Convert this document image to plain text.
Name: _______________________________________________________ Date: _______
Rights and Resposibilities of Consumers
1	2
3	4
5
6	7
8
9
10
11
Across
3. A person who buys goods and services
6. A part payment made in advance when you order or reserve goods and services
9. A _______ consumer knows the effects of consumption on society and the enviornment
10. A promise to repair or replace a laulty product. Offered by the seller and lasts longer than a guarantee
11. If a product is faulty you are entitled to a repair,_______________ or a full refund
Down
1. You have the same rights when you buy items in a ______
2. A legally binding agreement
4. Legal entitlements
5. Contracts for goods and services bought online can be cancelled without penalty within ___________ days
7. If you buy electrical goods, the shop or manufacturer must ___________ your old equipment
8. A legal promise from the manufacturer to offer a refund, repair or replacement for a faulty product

--

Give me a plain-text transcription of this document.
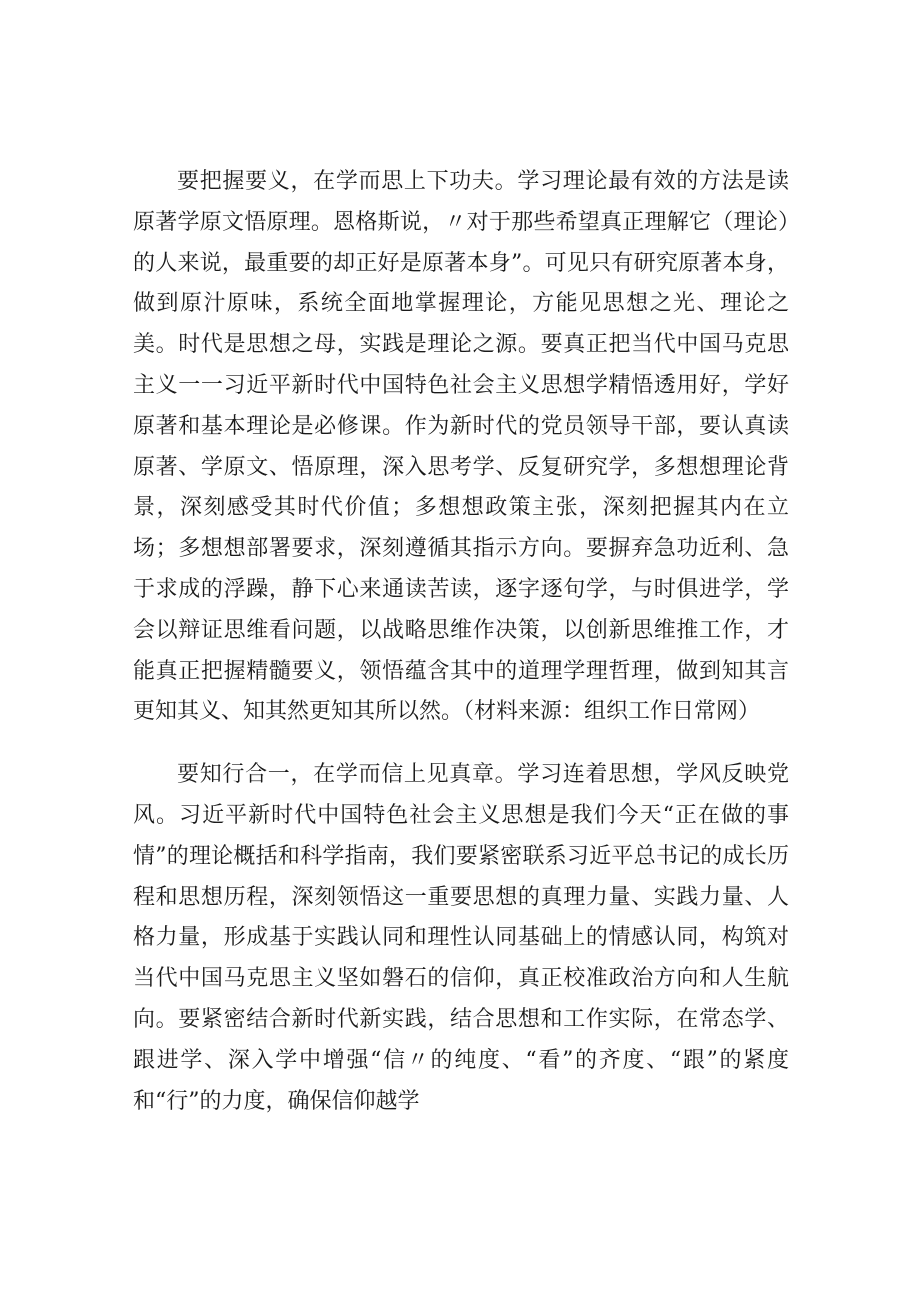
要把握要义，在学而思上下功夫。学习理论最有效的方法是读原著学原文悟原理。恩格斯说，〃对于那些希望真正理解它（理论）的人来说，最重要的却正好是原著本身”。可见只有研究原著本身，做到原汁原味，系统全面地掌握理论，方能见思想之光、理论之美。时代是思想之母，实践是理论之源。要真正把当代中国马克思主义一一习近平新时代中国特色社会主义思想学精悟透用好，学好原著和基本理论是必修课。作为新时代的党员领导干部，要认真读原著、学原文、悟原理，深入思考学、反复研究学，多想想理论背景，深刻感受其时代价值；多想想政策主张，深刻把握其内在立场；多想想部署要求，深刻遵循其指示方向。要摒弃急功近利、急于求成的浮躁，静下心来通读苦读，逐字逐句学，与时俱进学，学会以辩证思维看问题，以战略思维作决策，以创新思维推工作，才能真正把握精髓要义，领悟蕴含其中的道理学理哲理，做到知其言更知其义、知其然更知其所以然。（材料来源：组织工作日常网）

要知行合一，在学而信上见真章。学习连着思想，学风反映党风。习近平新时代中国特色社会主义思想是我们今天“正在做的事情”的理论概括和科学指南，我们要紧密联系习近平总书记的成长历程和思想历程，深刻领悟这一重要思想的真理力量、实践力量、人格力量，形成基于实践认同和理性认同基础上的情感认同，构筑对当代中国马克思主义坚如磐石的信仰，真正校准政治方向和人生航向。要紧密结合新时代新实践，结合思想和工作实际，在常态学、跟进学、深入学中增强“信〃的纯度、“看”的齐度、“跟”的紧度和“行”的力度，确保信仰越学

## [WORK TO DO]
Identify the lines that hold the word "product". Copy every one of them.

## [PROBLEM SOLUTION]
10. A promise to repair or replace a laulty product. Offered by the seller and lasts longer than a guarantee
11. If a product is faulty you are entitled to a repair,_______________ or a full refund
8. A legal promise from the manufacturer to offer a refund, repair or replacement for a faulty product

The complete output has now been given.